### [What needs to be done]
Every entry that follows should be repeated exactly; drop the images.

### [Listing]
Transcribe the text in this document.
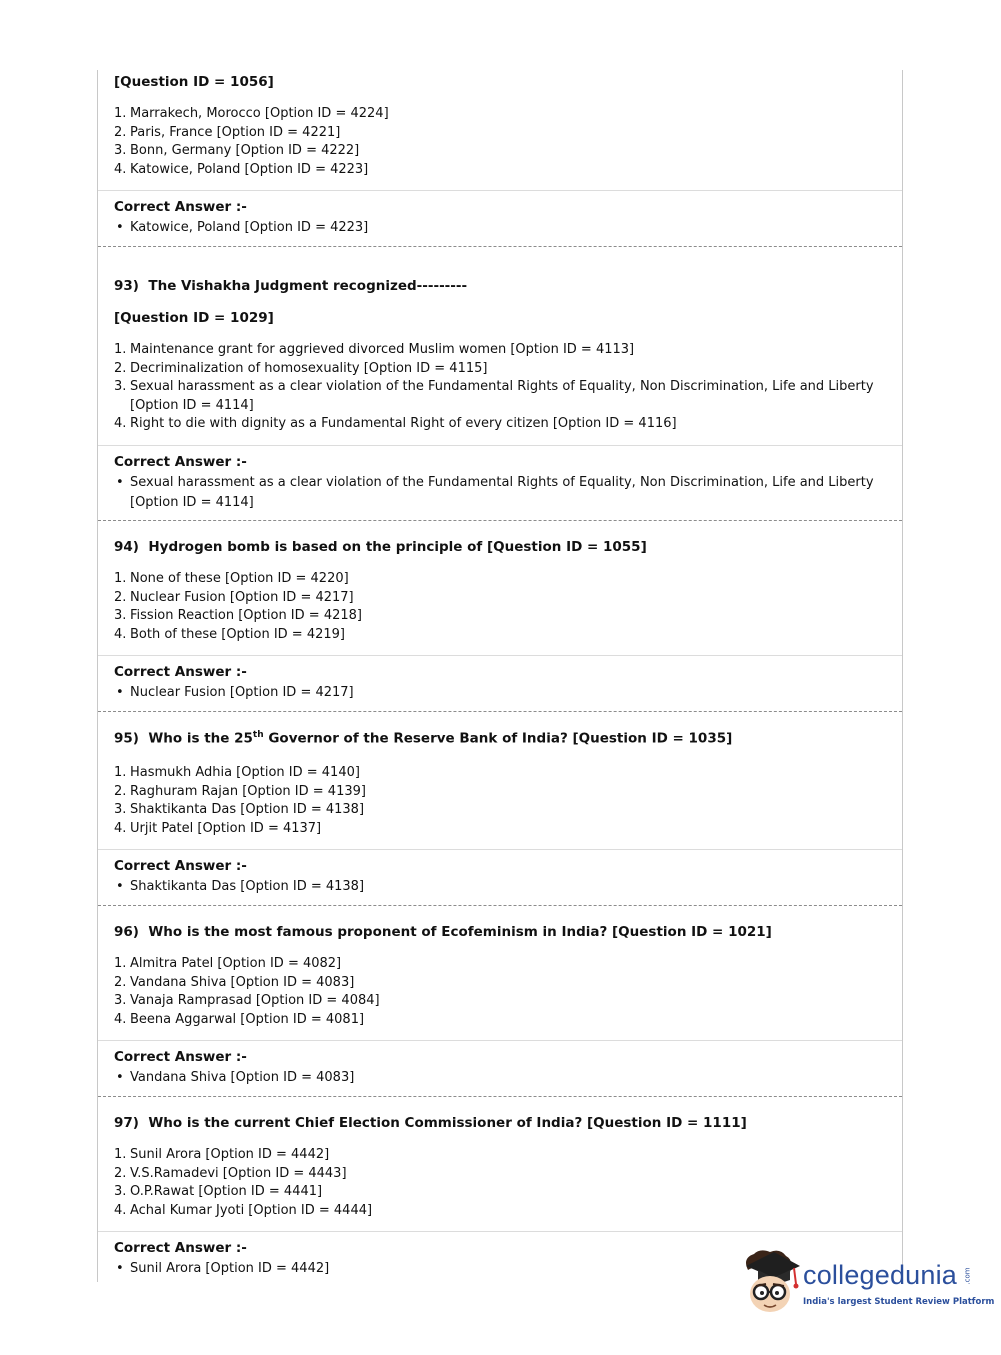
[Question ID = 1056]
1. Marrakech, Morocco [Option ID = 4224]
2. Paris, France [Option ID = 4221]
3. Bonn, Germany [Option ID = 4222]
4. Katowice, Poland [Option ID = 4223]
Correct Answer :-
• Katowice, Poland [Option ID = 4223]
93) The Vishakha Judgment recognized---------
[Question ID = 1029]
1. Maintenance grant for aggrieved divorced Muslim women [Option ID = 4113]
2. Decriminalization of homosexuality [Option ID = 4115]
3. Sexual harassment as a clear violation of the Fundamental Rights of Equality, Non Discrimination, Life and Liberty [Option ID = 4114]
4. Right to die with dignity as a Fundamental Right of every citizen [Option ID = 4116]
Correct Answer :-
• Sexual harassment as a clear violation of the Fundamental Rights of Equality, Non Discrimination, Life and Liberty [Option ID = 4114]
94) Hydrogen bomb is based on the principle of [Question ID = 1055]
1. None of these [Option ID = 4220]
2. Nuclear Fusion [Option ID = 4217]
3. Fission Reaction [Option ID = 4218]
4. Both of these [Option ID = 4219]
Correct Answer :-
• Nuclear Fusion [Option ID = 4217]
95) Who is the 25th Governor of the Reserve Bank of India? [Question ID = 1035]
1. Hasmukh Adhia [Option ID = 4140]
2. Raghuram Rajan [Option ID = 4139]
3. Shaktikanta Das [Option ID = 4138]
4. Urjit Patel [Option ID = 4137]
Correct Answer :-
• Shaktikanta Das [Option ID = 4138]
96) Who is the most famous proponent of Ecofeminism in India? [Question ID = 1021]
1. Almitra Patel [Option ID = 4082]
2. Vandana Shiva [Option ID = 4083]
3. Vanaja Ramprasad [Option ID = 4084]
4. Beena Aggarwal [Option ID = 4081]
Correct Answer :-
• Vandana Shiva [Option ID = 4083]
97) Who is the current Chief Election Commissioner of India? [Question ID = 1111]
1. Sunil Arora [Option ID = 4442]
2. V.S.Ramadevi [Option ID = 4443]
3. O.P.Rawat [Option ID = 4441]
4. Achal Kumar Jyoti [Option ID = 4444]
Correct Answer :-
• Sunil Arora [Option ID = 4442]	collegedunia .com
India's largest Student Review Platform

### [Expected answer]
Transcribe the text in this document.
[Question ID = 1056]
1. Marrakech, Morocco [Option ID = 4224]
2. Paris, France [Option ID = 4221]
3. Bonn, Germany [Option ID = 4222]
4. Katowice, Poland [Option ID = 4223]
Correct Answer :-
• Katowice, Poland [Option ID = 4223]
93) The Vishakha Judgment recognized---------
[Question ID = 1029]
1. Maintenance grant for aggrieved divorced Muslim women [Option ID = 4113]
2. Decriminalization of homosexuality [Option ID = 4115]
3. Sexual harassment as a clear violation of the Fundamental Rights of Equality, Non Discrimination, Life and Liberty [Option ID = 4114]
4. Right to die with dignity as a Fundamental Right of every citizen [Option ID = 4116]
Correct Answer :-
• Sexual harassment as a clear violation of the Fundamental Rights of Equality, Non Discrimination, Life and Liberty [Option ID = 4114]
94) Hydrogen bomb is based on the principle of [Question ID = 1055]
1. None of these [Option ID = 4220]
2. Nuclear Fusion [Option ID = 4217]
3. Fission Reaction [Option ID = 4218]
4. Both of these [Option ID = 4219]
Correct Answer :-
• Nuclear Fusion [Option ID = 4217]
95) Who is the 25th Governor of the Reserve Bank of India? [Question ID = 1035]
1. Hasmukh Adhia [Option ID = 4140]
2. Raghuram Rajan [Option ID = 4139]
3. Shaktikanta Das [Option ID = 4138]
4. Urjit Patel [Option ID = 4137]
Correct Answer :-
• Shaktikanta Das [Option ID = 4138]
96) Who is the most famous proponent of Ecofeminism in India? [Question ID = 1021]
1. Almitra Patel [Option ID = 4082]
2. Vandana Shiva [Option ID = 4083]
3. Vanaja Ramprasad [Option ID = 4084]
4. Beena Aggarwal [Option ID = 4081]
Correct Answer :-
• Vandana Shiva [Option ID = 4083]
97) Who is the current Chief Election Commissioner of India? [Question ID = 1111]
1. Sunil Arora [Option ID = 4442]
2. V.S.Ramadevi [Option ID = 4443]
3. O.P.Rawat [Option ID = 4441]
4. Achal Kumar Jyoti [Option ID = 4444]
Correct Answer :-
• Sunil Arora [Option ID = 4442]	collegedunia .com
India's largest Student Review Platform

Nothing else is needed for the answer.